| What to do |
Identify all lines below that hold "Preview" and collect them.

| Dataset extract |
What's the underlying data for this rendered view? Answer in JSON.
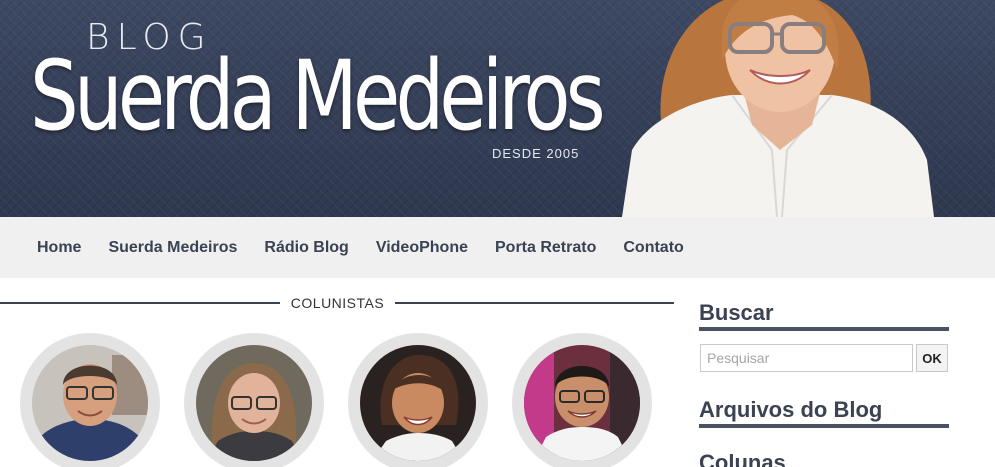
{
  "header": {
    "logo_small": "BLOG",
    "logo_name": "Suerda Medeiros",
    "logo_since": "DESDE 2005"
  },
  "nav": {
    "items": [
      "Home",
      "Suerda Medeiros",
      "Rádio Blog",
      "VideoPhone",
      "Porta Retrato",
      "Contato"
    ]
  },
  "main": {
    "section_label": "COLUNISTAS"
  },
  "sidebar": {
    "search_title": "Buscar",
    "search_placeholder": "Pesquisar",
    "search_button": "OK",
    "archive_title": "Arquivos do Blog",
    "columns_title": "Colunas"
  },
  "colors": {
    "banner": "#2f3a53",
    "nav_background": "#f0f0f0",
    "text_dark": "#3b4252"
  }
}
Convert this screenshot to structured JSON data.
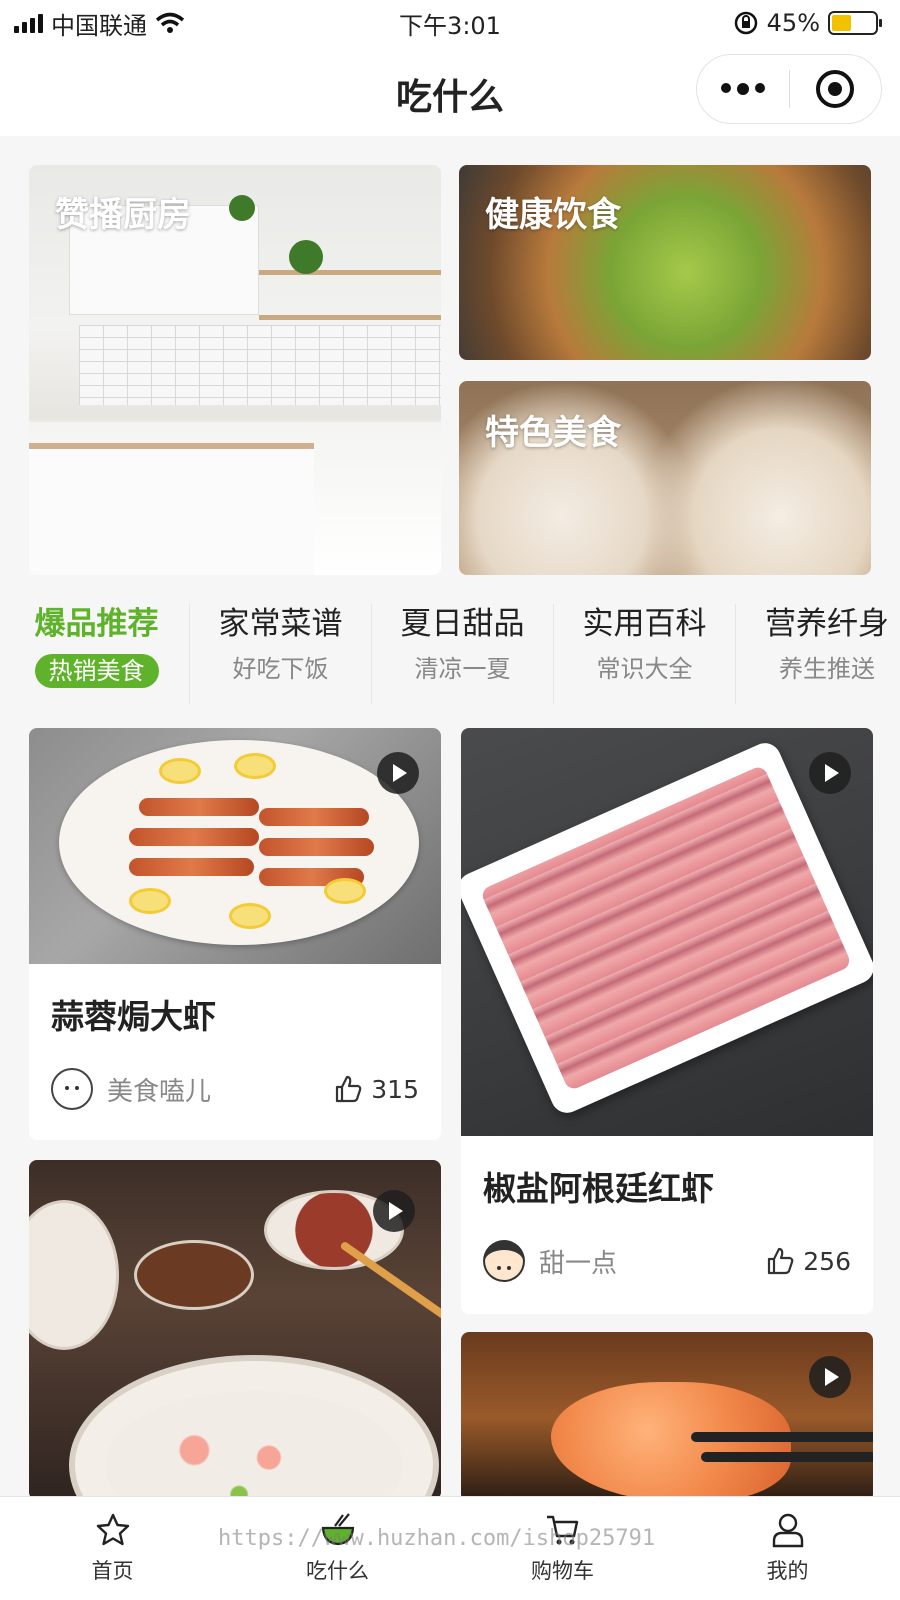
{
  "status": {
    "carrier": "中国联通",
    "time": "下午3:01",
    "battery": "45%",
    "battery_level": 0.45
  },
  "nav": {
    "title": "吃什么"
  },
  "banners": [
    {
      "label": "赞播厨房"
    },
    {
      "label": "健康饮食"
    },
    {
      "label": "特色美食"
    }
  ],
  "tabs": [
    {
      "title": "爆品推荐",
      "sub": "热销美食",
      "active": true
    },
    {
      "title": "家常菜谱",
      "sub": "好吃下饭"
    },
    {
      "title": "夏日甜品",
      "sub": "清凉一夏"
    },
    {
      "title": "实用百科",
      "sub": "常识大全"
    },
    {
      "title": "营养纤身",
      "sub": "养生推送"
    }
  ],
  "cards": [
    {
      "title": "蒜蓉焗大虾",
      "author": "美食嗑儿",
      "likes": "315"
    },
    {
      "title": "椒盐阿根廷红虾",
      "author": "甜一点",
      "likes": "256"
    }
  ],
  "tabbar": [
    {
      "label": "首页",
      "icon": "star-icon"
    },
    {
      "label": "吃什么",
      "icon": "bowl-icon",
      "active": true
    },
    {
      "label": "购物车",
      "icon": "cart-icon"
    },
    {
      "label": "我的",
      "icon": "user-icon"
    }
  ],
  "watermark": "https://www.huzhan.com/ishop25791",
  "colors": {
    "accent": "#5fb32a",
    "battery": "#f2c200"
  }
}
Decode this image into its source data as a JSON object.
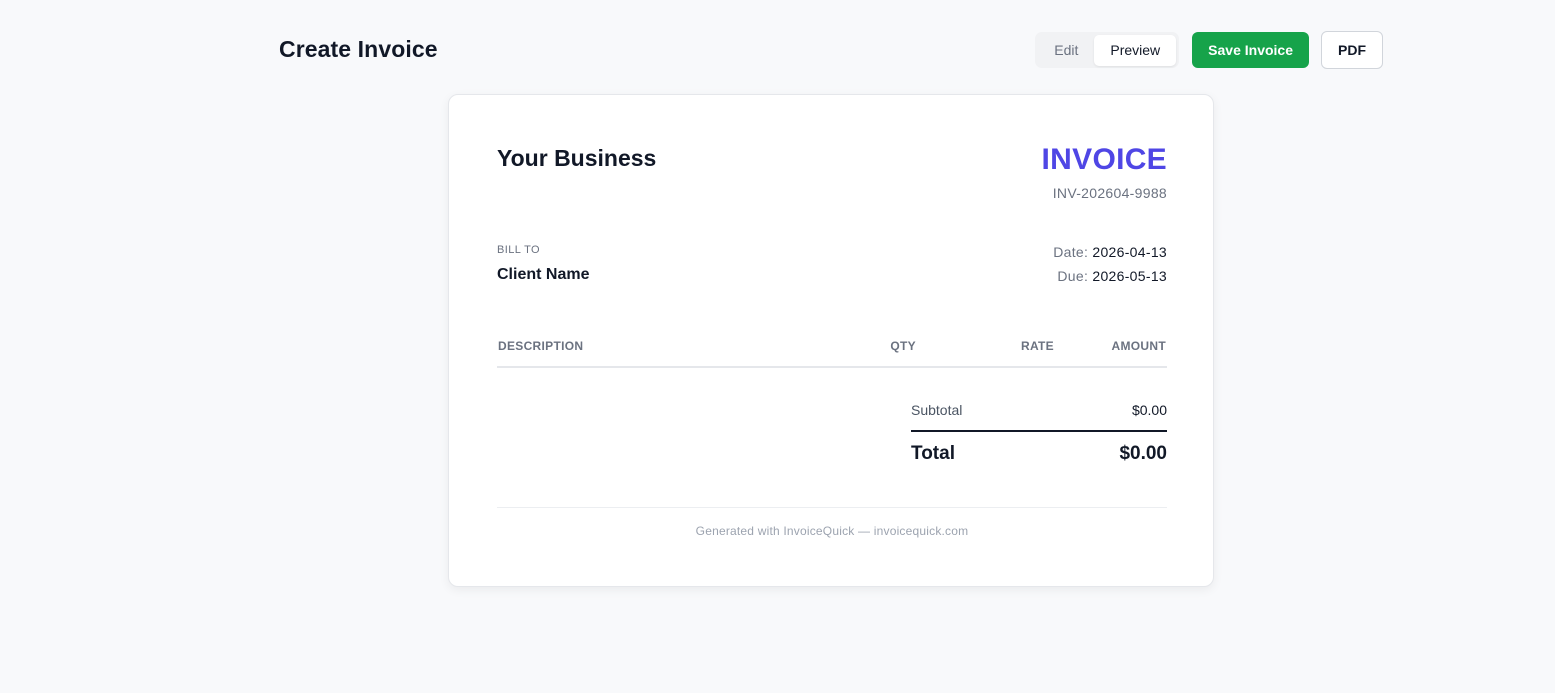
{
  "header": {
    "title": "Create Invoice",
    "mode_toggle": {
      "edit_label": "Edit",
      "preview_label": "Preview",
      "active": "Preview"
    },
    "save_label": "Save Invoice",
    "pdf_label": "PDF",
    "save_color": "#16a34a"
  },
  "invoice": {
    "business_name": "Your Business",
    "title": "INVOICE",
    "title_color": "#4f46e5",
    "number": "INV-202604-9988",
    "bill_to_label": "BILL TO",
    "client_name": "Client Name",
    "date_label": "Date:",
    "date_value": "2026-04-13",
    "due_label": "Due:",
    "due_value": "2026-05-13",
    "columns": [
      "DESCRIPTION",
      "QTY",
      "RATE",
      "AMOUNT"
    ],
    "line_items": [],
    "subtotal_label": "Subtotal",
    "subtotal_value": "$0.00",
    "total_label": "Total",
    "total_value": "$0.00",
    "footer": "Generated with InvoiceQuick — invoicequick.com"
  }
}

| Exercise response |
      "preview_label": "Preview",
      "active": "Preview"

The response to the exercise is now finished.